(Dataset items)

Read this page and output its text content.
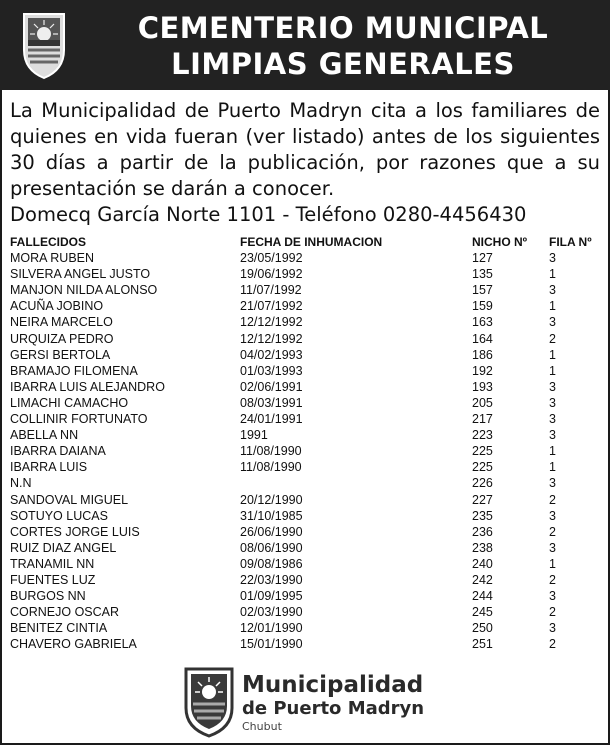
CEMENTERIO MUNICIPAL
LIMPIAS GENERALES

La Municipalidad de Puerto Madryn cita a los familiares de quienes en vida fueran (ver listado) antes de los siguientes 30 días a partir de la publicación, por razones que a su presentación se darán a conocer.

Domecq García Norte 1101 - Teléfono 0280-4456430

FALLECIDOS	FECHA DE INHUMACION	NICHO Nº	FILA Nº
MORA RUBEN	23/05/1992	127	3
SILVERA ANGEL JUSTO	19/06/1992	135	1
MANJON NILDA ALONSO	11/07/1992	157	3
ACUÑA JOBINO	21/07/1992	159	1
NEIRA MARCELO	12/12/1992	163	3
URQUIZA PEDRO	12/12/1992	164	2
GERSI BERTOLA	04/02/1993	186	1
BRAMAJO FILOMENA	01/03/1993	192	1
IBARRA LUIS ALEJANDRO	02/06/1991	193	3
LIMACHI CAMACHO	08/03/1991	205	3
COLLINIR FORTUNATO	24/01/1991	217	3
ABELLA NN	1991	223	3
IBARRA DAIANA	11/08/1990	225	1
IBARRA LUIS	11/08/1990	225	1
N.N		226	3
SANDOVAL MIGUEL	20/12/1990	227	2
SOTUYO LUCAS	31/10/1985	235	3
CORTES JORGE LUIS	26/06/1990	236	2
RUIZ DIAZ ANGEL	08/06/1990	238	3
TRANAMIL NN	09/08/1986	240	1
FUENTES LUZ	22/03/1990	242	2
BURGOS NN	01/09/1995	244	3
CORNEJO OSCAR	02/03/1990	245	2
BENITEZ CINTIA	12/01/1990	250	3
CHAVERO GABRIELA	15/01/1990	251	2
Municipalidad
de Puerto Madryn
Chubut
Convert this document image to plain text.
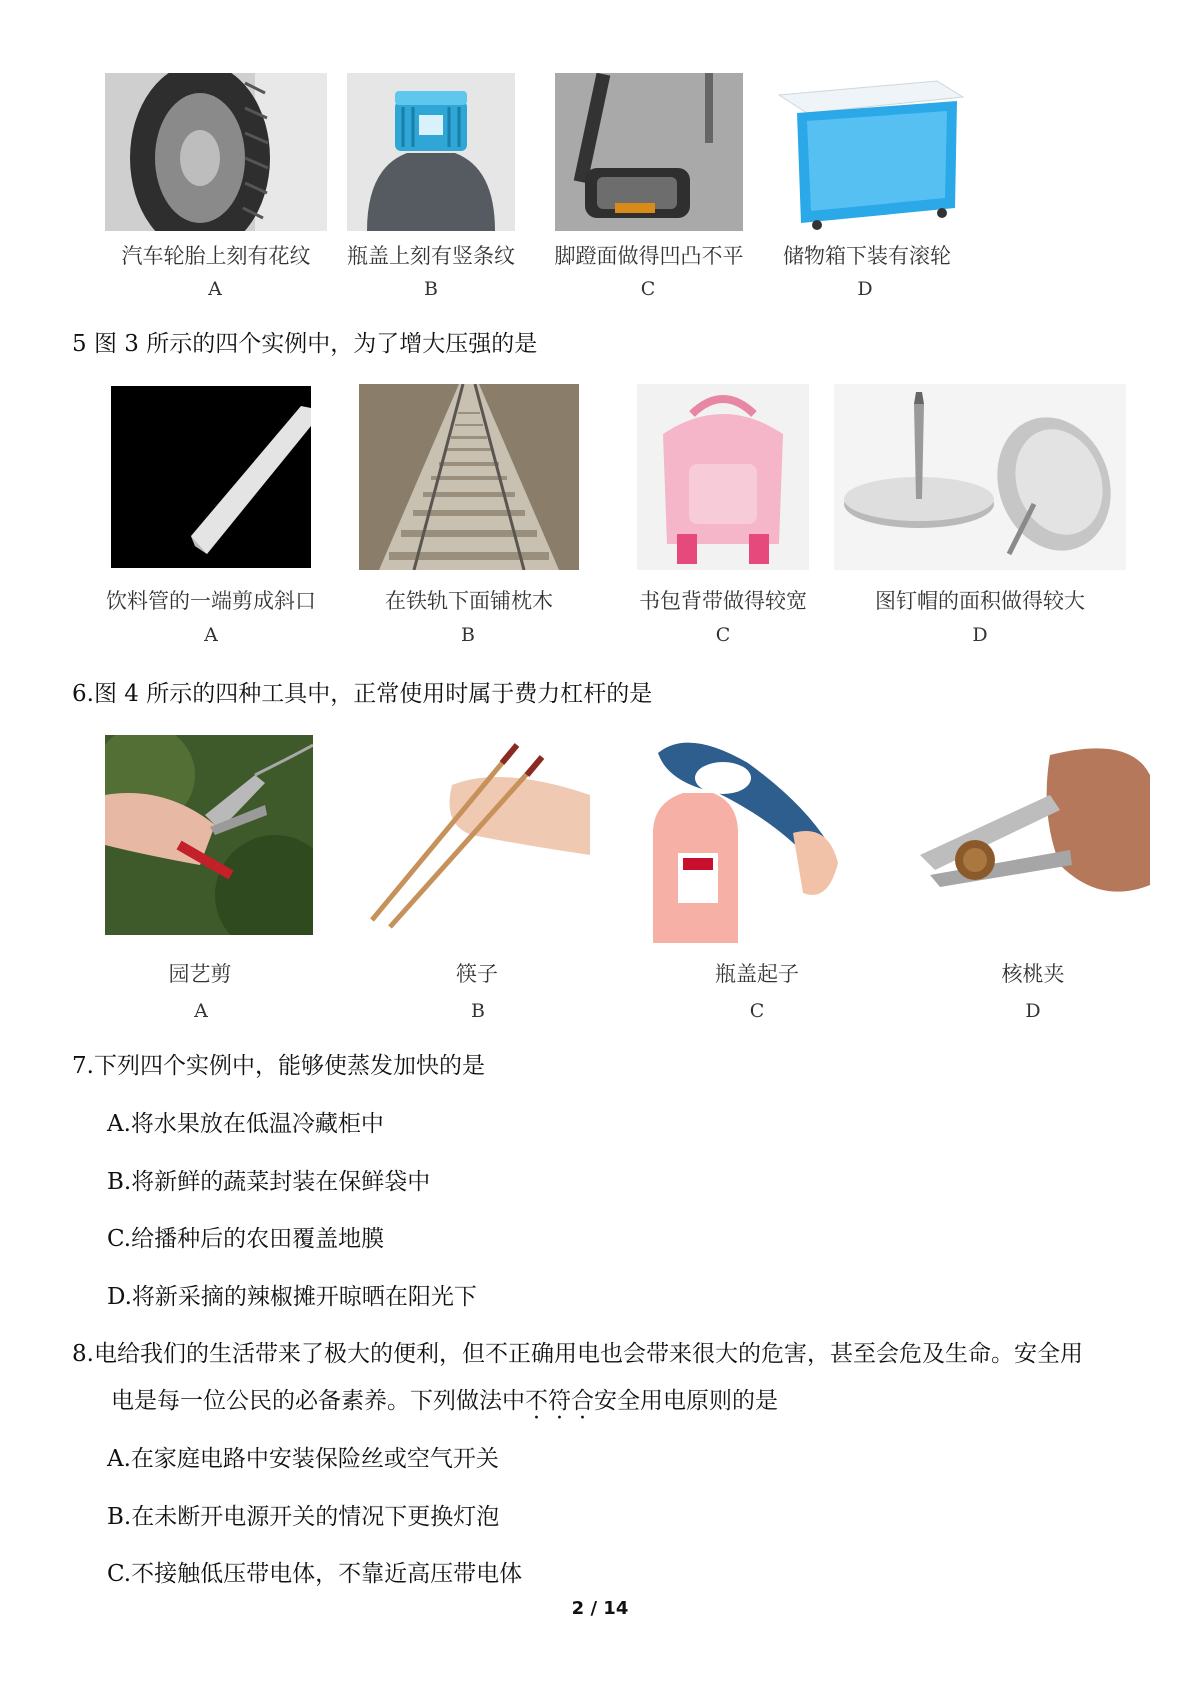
汽车轮胎上刻有花纹	瓶盖上刻有竖条纹	脚蹬面做得凹凸不平	储物箱下装有滚轮
A	B	C	D
5 图 3 所示的四个实例中，为了增大压强的是
饮料管的一端剪成斜口	在铁轨下面铺枕木	书包背带做得较宽	图钉帽的面积做得较大
A	B	C	D
6.图 4 所示的四种工具中，正常使用时属于费力杠杆的是
园艺剪	筷子	瓶盖起子	核桃夹
A	B	C	D
7.下列四个实例中，能够使蒸发加快的是
A.将水果放在低温冷藏柜中
B.将新鲜的蔬菜封装在保鲜袋中
C.给播种后的农田覆盖地膜
D.将新采摘的辣椒摊开晾晒在阳光下
8.电给我们的生活带来了极大的便利，但不正确用电也会带来很大的危害，甚至会危及生命。安全用
电是每一位公民的必备素养。下列做法中不符合安全用电原则的是
A.在家庭电路中安装保险丝或空气开关
B.在未断开电源开关的情况下更换灯泡
C.不接触低压带电体，不靠近高压带电体
2 / 14
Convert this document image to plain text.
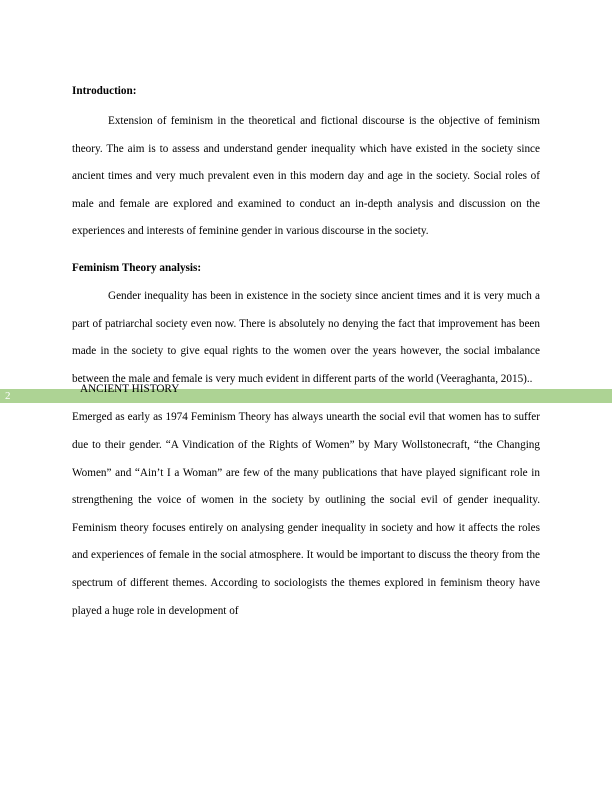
Introduction:

Extension of feminism in the theoretical and fictional discourse is the objective of feminism theory. The aim is to assess and understand gender inequality which have existed in the society since ancient times and very much prevalent even in this modern day and age in the society. Social roles of male and female are explored and examined to conduct an in-depth analysis and discussion on the experiences and interests of feminine gender in various discourse in the society.

Feminism Theory analysis:

Gender inequality has been in existence in the society since ancient times and it is very much a part of patriarchal society even now. There is absolutely no denying the fact that improvement has been made in the society to give equal rights to the women over the years however, the social imbalance between the male and female is very much evident in different parts of the world (Veeraghanta, 2015)..

Emerged as early as 1974 Feminism Theory has always unearth the social evil that women has to suffer due to their gender. “A Vindication of the Rights of Women” by Mary Wollstonecraft, “the Changing Women” and “Ain’t I a Woman” are few of the many publications that have played significant role in strengthening the voice of women in the society by outlining the social evil of gender inequality. Feminism theory focuses entirely on analysing gender inequality in society and how it affects the roles and experiences of female in the social atmosphere. It would be important to discuss the theory from the spectrum of different themes. According to sociologists the themes explored in feminism theory have played a huge role in development of

2
ANCIENT HISTORY
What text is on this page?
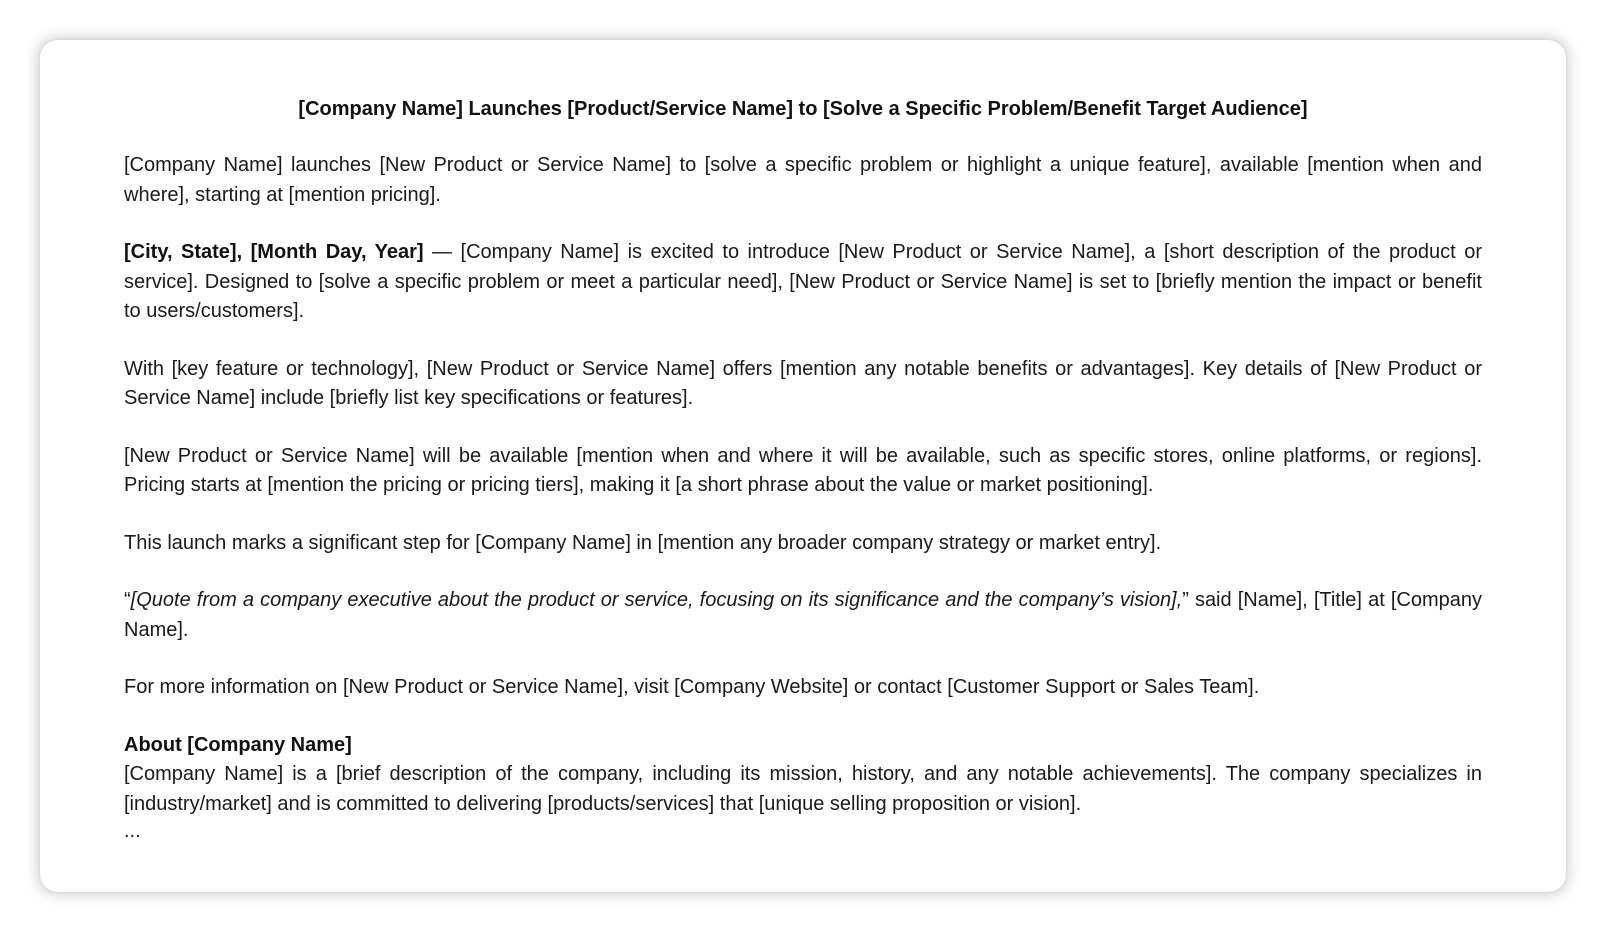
[Company Name] Launches [Product/Service Name] to [Solve a Specific Problem/Benefit Target Audience]
[Company Name] launches [New Product or Service Name] to [solve a specific problem or highlight a unique feature], available [mention when and where], starting at [mention pricing].
[City, State], [Month Day, Year] — [Company Name] is excited to introduce [New Product or Service Name], a [short description of the product or service]. Designed to [solve a specific problem or meet a particular need], [New Product or Service Name] is set to [briefly mention the impact or benefit to users/customers].
With [key feature or technology], [New Product or Service Name] offers [mention any notable benefits or advantages]. Key details of [New Product or Service Name] include [briefly list key specifications or features].
[New Product or Service Name] will be available [mention when and where it will be available, such as specific stores, online platforms, or regions]. Pricing starts at [mention the pricing or pricing tiers], making it [a short phrase about the value or market positioning].
This launch marks a significant step for [Company Name] in [mention any broader company strategy or market entry].
“[Quote from a company executive about the product or service, focusing on its significance and the company’s vision],” said [Name], [Title] at [Company Name].
For more information on [New Product or Service Name], visit [Company Website] or contact [Customer Support or Sales Team].
About [Company Name]
[Company Name] is a [brief description of the company, including its mission, history, and any notable achievements]. The company specializes in [industry/market] and is committed to delivering [products/services] that [unique selling proposition or vision].
...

■ **Exercise prompt**
Reproduce the records above exactly, leaving out every picture they contain.

■ **Answer to the exercise**
Read this page and output its text content.
CEMENTERIO MUNICIPAL
LIMPIAS GENERALES

La Municipalidad de Puerto Madryn cita a los familiares de quienes en vida fueran (ver listado) antes de los siguientes 30 días a partir de la publicación, por razones que a su presentación se darán a conocer.

Domecq García Norte 1101 - Teléfono 0280-4456430

FALLECIDOS	FECHA DE INHUMACION	NICHO Nº	FILA Nº
MORA RUBEN	23/05/1992	127	3
SILVERA ANGEL JUSTO	19/06/1992	135	1
MANJON NILDA ALONSO	11/07/1992	157	3
ACUÑA JOBINO	21/07/1992	159	1
NEIRA MARCELO	12/12/1992	163	3
URQUIZA PEDRO	12/12/1992	164	2
GERSI BERTOLA	04/02/1993	186	1
BRAMAJO FILOMENA	01/03/1993	192	1
IBARRA LUIS ALEJANDRO	02/06/1991	193	3
LIMACHI CAMACHO	08/03/1991	205	3
COLLINIR FORTUNATO	24/01/1991	217	3
ABELLA NN	1991	223	3
IBARRA DAIANA	11/08/1990	225	1
IBARRA LUIS	11/08/1990	225	1
N.N		226	3
SANDOVAL MIGUEL	20/12/1990	227	2
SOTUYO LUCAS	31/10/1985	235	3
CORTES JORGE LUIS	26/06/1990	236	2
RUIZ DIAZ ANGEL	08/06/1990	238	3
TRANAMIL NN	09/08/1986	240	1
FUENTES LUZ	22/03/1990	242	2
BURGOS NN	01/09/1995	244	3
CORNEJO OSCAR	02/03/1990	245	2
BENITEZ CINTIA	12/01/1990	250	3
CHAVERO GABRIELA	15/01/1990	251	2
Municipalidad
de Puerto Madryn
Chubut
Convert this document image to plain text.
汽车轮胎上刻有花纹	瓶盖上刻有竖条纹	脚蹬面做得凹凸不平	储物箱下装有滚轮
A	B	C	D
5 图 3 所示的四个实例中，为了增大压强的是
饮料管的一端剪成斜口	在铁轨下面铺枕木	书包背带做得较宽	图钉帽的面积做得较大
A	B	C	D
6.图 4 所示的四种工具中，正常使用时属于费力杠杆的是
园艺剪	筷子	瓶盖起子	核桃夹
A	B	C	D
7.下列四个实例中，能够使蒸发加快的是
A.将水果放在低温冷藏柜中
B.将新鲜的蔬菜封装在保鲜袋中
C.给播种后的农田覆盖地膜
D.将新采摘的辣椒摊开晾晒在阳光下
8.电给我们的生活带来了极大的便利，但不正确用电也会带来很大的危害，甚至会危及生命。安全用
电是每一位公民的必备素养。下列做法中不符合安全用电原则的是
A.在家庭电路中安装保险丝或空气开关
B.在未断开电源开关的情况下更换灯泡
C.不接触低压带电体，不靠近高压带电体
2 / 14
Convert this document image to plain text.
Introduction:

Extension of feminism in the theoretical and fictional discourse is the objective of feminism theory. The aim is to assess and understand gender inequality which have existed in the society since ancient times and very much prevalent even in this modern day and age in the society. Social roles of male and female are explored and examined to conduct an in-depth analysis and discussion on the experiences and interests of feminine gender in various discourse in the society.

Feminism Theory analysis:

Gender inequality has been in existence in the society since ancient times and it is very much a part of patriarchal society even now. There is absolutely no denying the fact that improvement has been made in the society to give equal rights to the women over the years however, the social imbalance between the male and female is very much evident in different parts of the world (Veeraghanta, 2015)..

Emerged as early as 1974 Feminism Theory has always unearth the social evil that women has to suffer due to their gender. “A Vindication of the Rights of Women” by Mary Wollstonecraft, “the Changing Women” and “Ain’t I a Woman” are few of the many publications that have played significant role in strengthening the voice of women in the society by outlining the social evil of gender inequality. Feminism theory focuses entirely on analysing gender inequality in society and how it affects the roles and experiences of female in the social atmosphere. It would be important to discuss the theory from the spectrum of different themes. According to sociologists the themes explored in feminism theory have played a huge role in development of

2
ANCIENT HISTORY
What text is on this page?
[Company Name] Launches [Product/Service Name] to [Solve a Specific Problem/Benefit Target Audience]
[Company Name] launches [New Product or Service Name] to [solve a specific problem or highlight a unique feature], available [mention when and where], starting at [mention pricing].
[City, State], [Month Day, Year] — [Company Name] is excited to introduce [New Product or Service Name], a [short description of the product or service]. Designed to [solve a specific problem or meet a particular need], [New Product or Service Name] is set to [briefly mention the impact or benefit to users/customers].
With [key feature or technology], [New Product or Service Name] offers [mention any notable benefits or advantages]. Key details of [New Product or Service Name] include [briefly list key specifications or features].
[New Product or Service Name] will be available [mention when and where it will be available, such as specific stores, online platforms, or regions]. Pricing starts at [mention the pricing or pricing tiers], making it [a short phrase about the value or market positioning].
This launch marks a significant step for [Company Name] in [mention any broader company strategy or market entry].
“[Quote from a company executive about the product or service, focusing on its significance and the company’s vision],” said [Name], [Title] at [Company Name].
For more information on [New Product or Service Name], visit [Company Website] or contact [Customer Support or Sales Team].
About [Company Name]
[Company Name] is a [brief description of the company, including its mission, history, and any notable achievements]. The company specializes in [industry/market] and is committed to delivering [products/services] that [unique selling proposition or vision].
...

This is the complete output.